====== Extracted records
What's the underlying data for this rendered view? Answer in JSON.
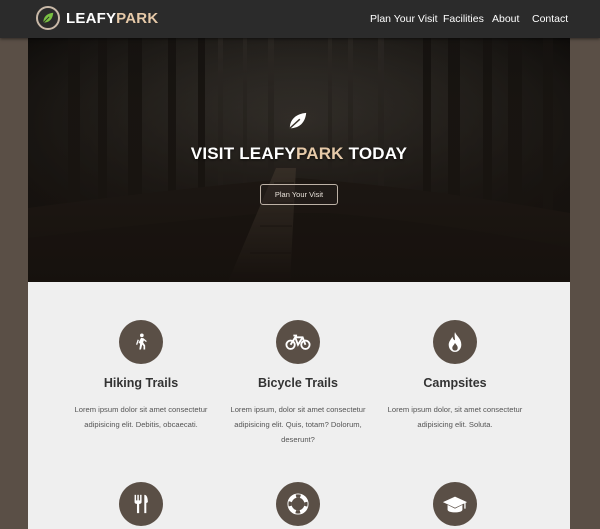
{
  "brand": {
    "name_part1": "LEAFY",
    "name_part2": "PARK"
  },
  "nav": {
    "items": [
      {
        "label": "Plan Your Visit"
      },
      {
        "label": "Facilities"
      },
      {
        "label": "About"
      },
      {
        "label": "Contact"
      }
    ]
  },
  "hero": {
    "title_part1": "VISIT LEAFY",
    "title_highlight": "PARK",
    "title_part2": " TODAY",
    "button_label": "Plan Your Visit"
  },
  "features": [
    {
      "icon": "hiking-icon",
      "title": "Hiking Trails",
      "description": "Lorem ipsum dolor sit amet consectetur adipisicing elit. Debitis, obcaecati."
    },
    {
      "icon": "bicycle-icon",
      "title": "Bicycle Trails",
      "description": "Lorem ipsum, dolor sit amet consectetur adipisicing elit. Quis, totam? Dolorum, deserunt?"
    },
    {
      "icon": "fire-icon",
      "title": "Campsites",
      "description": "Lorem ipsum dolor, sit amet consectetur adipisicing elit. Soluta."
    },
    {
      "icon": "utensils-icon",
      "title": "",
      "description": ""
    },
    {
      "icon": "life-ring-icon",
      "title": "",
      "description": ""
    },
    {
      "icon": "graduation-cap-icon",
      "title": "",
      "description": ""
    }
  ],
  "colors": {
    "page_background": "#5a4f46",
    "navbar": "#2b2b2b",
    "accent": "#e6c9a8",
    "content_background": "#efefef",
    "icon_circle": "#5a4f46"
  }
}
============
> Set task
Print the complete listing exactly as it stands, without its pictures.

> Correct result
What's the underlying data for this rendered view? Answer in JSON.
{
  "brand": {
    "name_part1": "LEAFY",
    "name_part2": "PARK"
  },
  "nav": {
    "items": [
      {
        "label": "Plan Your Visit"
      },
      {
        "label": "Facilities"
      },
      {
        "label": "About"
      },
      {
        "label": "Contact"
      }
    ]
  },
  "hero": {
    "title_part1": "VISIT LEAFY",
    "title_highlight": "PARK",
    "title_part2": " TODAY",
    "button_label": "Plan Your Visit"
  },
  "features": [
    {
      "icon": "hiking-icon",
      "title": "Hiking Trails",
      "description": "Lorem ipsum dolor sit amet consectetur adipisicing elit. Debitis, obcaecati."
    },
    {
      "icon": "bicycle-icon",
      "title": "Bicycle Trails",
      "description": "Lorem ipsum, dolor sit amet consectetur adipisicing elit. Quis, totam? Dolorum, deserunt?"
    },
    {
      "icon": "fire-icon",
      "title": "Campsites",
      "description": "Lorem ipsum dolor, sit amet consectetur adipisicing elit. Soluta."
    },
    {
      "icon": "utensils-icon",
      "title": "",
      "description": ""
    },
    {
      "icon": "life-ring-icon",
      "title": "",
      "description": ""
    },
    {
      "icon": "graduation-cap-icon",
      "title": "",
      "description": ""
    }
  ],
  "colors": {
    "page_background": "#5a4f46",
    "navbar": "#2b2b2b",
    "accent": "#e6c9a8",
    "content_background": "#efefef",
    "icon_circle": "#5a4f46"
  }
}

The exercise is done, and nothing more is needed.